[START]

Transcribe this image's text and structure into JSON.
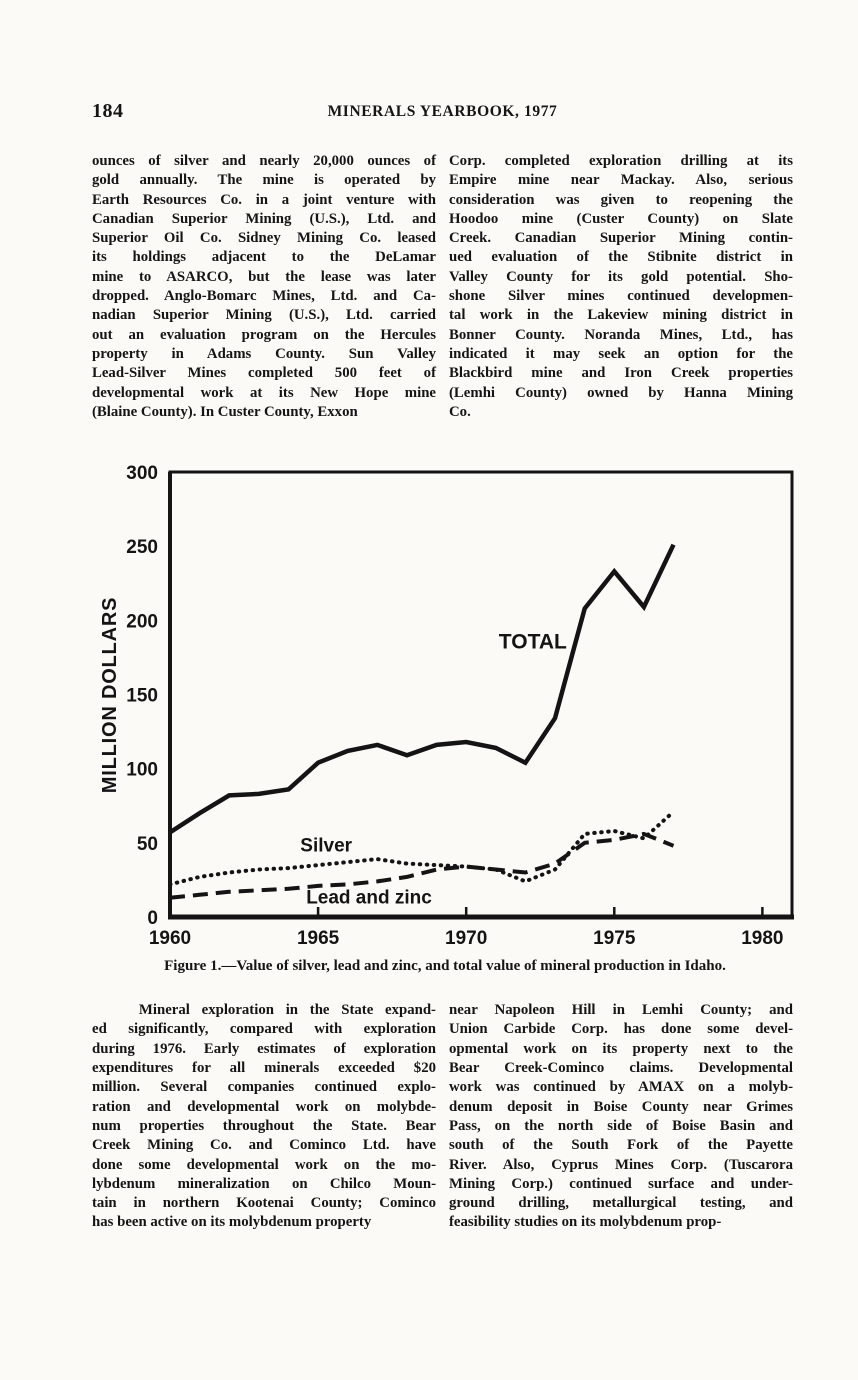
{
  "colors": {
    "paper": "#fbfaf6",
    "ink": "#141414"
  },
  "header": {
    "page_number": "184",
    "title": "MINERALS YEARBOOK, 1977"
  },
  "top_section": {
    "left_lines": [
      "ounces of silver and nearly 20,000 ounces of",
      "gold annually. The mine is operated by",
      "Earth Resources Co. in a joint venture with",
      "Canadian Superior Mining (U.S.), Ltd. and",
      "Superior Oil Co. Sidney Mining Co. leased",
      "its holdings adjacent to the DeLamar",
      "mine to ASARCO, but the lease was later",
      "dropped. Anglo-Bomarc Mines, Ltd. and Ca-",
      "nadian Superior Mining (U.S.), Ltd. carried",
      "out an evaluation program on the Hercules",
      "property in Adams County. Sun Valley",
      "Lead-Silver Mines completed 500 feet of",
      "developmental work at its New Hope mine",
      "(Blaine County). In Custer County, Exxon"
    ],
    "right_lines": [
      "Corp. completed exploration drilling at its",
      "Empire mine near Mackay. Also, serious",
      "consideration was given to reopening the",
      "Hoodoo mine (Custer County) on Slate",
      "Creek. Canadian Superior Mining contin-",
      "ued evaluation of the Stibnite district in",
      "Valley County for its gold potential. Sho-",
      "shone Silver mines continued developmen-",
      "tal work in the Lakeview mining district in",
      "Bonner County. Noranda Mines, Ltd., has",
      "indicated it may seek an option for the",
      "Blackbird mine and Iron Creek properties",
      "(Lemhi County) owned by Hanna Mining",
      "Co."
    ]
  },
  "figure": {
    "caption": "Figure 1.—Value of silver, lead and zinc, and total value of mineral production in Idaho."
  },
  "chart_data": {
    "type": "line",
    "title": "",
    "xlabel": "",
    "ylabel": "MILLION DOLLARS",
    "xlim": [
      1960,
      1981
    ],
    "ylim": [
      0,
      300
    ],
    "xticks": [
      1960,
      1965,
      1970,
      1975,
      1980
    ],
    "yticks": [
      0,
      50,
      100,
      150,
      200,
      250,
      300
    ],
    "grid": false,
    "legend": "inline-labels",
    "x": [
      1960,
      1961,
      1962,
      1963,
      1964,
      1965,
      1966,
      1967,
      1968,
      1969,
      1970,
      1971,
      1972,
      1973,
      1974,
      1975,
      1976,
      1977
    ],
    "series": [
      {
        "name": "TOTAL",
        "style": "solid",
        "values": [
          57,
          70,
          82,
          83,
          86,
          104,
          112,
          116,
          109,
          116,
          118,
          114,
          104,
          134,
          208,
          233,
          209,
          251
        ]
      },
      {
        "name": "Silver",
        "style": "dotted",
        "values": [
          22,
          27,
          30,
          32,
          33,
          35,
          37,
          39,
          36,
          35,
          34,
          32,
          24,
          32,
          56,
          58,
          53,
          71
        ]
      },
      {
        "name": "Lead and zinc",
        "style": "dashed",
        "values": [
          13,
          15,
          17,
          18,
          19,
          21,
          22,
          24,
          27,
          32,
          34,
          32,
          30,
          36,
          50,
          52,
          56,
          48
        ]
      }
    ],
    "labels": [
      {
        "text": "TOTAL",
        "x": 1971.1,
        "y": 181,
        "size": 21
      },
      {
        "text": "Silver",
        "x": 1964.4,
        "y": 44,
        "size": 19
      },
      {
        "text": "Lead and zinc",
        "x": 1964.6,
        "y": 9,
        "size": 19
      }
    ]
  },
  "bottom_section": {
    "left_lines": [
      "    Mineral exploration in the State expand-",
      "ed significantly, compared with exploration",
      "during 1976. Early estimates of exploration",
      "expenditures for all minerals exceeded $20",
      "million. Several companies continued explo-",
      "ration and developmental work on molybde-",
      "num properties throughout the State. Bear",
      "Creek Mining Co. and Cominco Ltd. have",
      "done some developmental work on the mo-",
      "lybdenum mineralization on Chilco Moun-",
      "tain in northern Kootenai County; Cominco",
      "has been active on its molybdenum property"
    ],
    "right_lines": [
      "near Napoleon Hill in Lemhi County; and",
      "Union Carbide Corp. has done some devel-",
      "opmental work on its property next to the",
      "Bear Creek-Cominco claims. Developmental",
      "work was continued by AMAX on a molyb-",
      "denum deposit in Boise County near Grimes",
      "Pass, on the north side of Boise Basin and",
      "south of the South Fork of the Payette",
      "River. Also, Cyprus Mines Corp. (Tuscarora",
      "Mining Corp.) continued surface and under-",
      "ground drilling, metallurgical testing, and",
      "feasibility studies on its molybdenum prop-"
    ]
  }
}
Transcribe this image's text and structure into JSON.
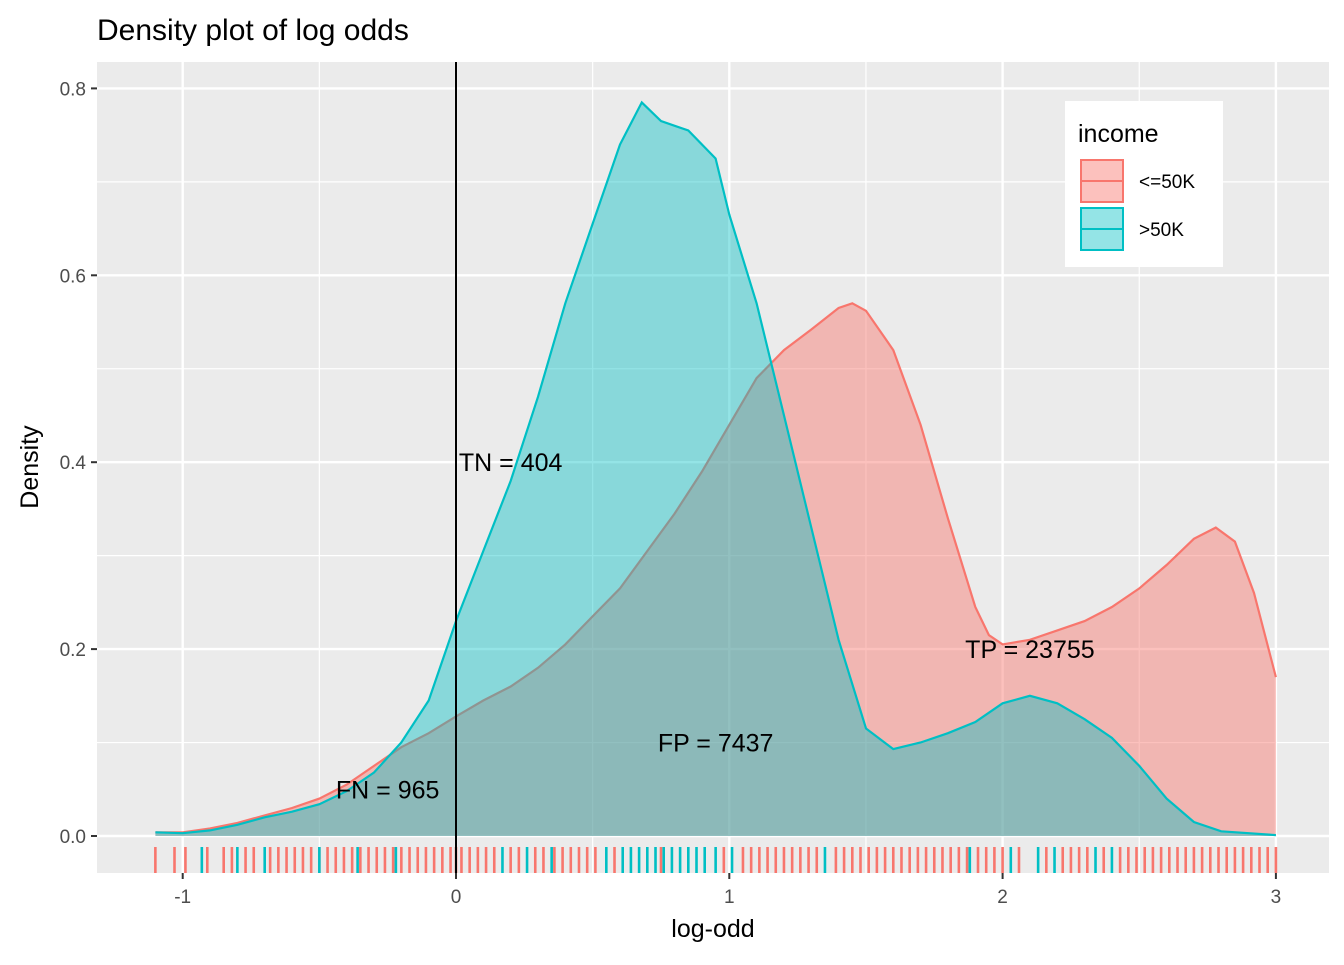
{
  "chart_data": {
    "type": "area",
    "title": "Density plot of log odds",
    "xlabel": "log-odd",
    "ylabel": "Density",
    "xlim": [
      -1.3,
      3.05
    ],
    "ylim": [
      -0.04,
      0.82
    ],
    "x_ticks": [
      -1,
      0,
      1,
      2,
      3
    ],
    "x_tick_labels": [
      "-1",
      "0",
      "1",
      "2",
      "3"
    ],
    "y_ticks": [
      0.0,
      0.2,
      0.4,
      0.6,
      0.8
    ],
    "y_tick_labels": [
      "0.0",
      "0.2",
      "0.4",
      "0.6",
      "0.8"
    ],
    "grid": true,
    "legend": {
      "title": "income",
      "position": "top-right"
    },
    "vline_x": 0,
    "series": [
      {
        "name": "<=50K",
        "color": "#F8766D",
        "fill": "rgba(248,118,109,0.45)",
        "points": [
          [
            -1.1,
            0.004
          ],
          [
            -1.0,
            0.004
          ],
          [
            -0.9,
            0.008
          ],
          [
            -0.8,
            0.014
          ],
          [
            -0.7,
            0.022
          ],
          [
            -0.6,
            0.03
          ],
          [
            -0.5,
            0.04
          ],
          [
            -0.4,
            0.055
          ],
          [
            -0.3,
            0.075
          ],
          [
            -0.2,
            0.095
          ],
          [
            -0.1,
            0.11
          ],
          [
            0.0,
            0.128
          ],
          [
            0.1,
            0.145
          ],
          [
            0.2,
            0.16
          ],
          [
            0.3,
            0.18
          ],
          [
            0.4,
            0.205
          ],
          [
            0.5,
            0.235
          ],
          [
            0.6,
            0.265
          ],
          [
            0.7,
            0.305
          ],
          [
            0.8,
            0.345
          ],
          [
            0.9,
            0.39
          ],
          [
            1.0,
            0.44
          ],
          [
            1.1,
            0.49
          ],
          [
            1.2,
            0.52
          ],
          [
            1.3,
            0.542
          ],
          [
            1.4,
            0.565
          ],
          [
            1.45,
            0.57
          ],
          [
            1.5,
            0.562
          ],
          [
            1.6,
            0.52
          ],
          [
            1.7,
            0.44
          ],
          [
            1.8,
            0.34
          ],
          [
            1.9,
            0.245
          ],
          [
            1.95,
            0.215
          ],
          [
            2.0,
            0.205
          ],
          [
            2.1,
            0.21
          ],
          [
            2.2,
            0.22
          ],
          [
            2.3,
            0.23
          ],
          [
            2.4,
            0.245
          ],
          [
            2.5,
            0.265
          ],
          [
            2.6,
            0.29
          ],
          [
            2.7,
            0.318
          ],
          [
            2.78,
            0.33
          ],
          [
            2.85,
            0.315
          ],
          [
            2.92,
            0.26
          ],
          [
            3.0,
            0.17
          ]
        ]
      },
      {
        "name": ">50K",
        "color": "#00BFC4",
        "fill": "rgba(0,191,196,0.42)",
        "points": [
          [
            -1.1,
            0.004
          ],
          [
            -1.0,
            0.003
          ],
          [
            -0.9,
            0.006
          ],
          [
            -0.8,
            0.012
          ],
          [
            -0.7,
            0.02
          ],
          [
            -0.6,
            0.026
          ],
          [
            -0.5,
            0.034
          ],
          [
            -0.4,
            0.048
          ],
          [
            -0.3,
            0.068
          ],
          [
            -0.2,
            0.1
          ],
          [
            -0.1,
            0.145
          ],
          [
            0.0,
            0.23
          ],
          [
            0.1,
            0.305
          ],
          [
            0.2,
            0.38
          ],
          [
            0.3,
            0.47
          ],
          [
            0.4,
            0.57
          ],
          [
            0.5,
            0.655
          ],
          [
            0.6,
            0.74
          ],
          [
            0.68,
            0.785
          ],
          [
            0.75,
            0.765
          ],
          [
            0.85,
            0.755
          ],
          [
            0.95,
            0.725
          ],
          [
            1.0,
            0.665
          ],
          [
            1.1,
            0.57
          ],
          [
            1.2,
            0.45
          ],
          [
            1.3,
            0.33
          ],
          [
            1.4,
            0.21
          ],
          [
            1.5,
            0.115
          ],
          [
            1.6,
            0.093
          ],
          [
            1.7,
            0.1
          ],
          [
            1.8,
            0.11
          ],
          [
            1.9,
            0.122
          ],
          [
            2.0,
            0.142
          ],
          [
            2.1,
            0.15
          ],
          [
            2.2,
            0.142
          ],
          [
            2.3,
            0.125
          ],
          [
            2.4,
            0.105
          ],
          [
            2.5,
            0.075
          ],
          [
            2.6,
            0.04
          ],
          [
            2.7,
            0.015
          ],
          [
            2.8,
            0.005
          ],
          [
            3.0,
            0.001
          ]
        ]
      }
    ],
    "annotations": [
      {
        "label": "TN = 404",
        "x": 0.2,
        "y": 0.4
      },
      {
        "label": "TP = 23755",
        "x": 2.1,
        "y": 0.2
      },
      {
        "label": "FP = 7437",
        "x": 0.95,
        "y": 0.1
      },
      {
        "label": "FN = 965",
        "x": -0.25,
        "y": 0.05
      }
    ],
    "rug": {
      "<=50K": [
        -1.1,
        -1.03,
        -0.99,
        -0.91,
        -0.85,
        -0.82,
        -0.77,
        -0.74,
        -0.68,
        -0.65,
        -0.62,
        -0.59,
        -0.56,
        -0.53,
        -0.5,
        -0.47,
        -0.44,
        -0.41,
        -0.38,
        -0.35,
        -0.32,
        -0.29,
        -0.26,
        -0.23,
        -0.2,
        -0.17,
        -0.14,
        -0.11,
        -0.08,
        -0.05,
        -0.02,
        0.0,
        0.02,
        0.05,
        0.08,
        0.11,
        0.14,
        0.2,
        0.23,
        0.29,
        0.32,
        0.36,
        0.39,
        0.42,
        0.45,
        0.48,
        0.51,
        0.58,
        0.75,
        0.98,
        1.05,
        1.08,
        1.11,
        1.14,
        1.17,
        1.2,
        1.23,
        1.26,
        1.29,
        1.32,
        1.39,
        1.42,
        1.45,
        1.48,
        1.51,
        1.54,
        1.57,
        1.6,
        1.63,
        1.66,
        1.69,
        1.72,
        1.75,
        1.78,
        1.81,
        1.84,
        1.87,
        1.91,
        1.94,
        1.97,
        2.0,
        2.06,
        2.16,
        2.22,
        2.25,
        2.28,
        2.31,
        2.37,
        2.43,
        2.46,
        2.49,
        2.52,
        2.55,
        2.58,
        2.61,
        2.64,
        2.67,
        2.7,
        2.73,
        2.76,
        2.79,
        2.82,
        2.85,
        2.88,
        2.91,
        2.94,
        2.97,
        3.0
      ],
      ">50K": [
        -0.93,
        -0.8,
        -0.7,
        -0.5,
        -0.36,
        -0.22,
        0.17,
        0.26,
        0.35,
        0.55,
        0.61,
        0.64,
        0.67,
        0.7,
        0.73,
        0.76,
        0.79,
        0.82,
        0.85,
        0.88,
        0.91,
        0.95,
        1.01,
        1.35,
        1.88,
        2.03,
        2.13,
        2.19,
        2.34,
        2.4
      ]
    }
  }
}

[END]

--- STATED EXERCISE ---
From the entries above, return each line with the word "completed" in it.

--- EXERCISE SOLUTION ---
      "Lead-Silver Mines completed 500 feet of",
      "Corp. completed exploration drilling at its",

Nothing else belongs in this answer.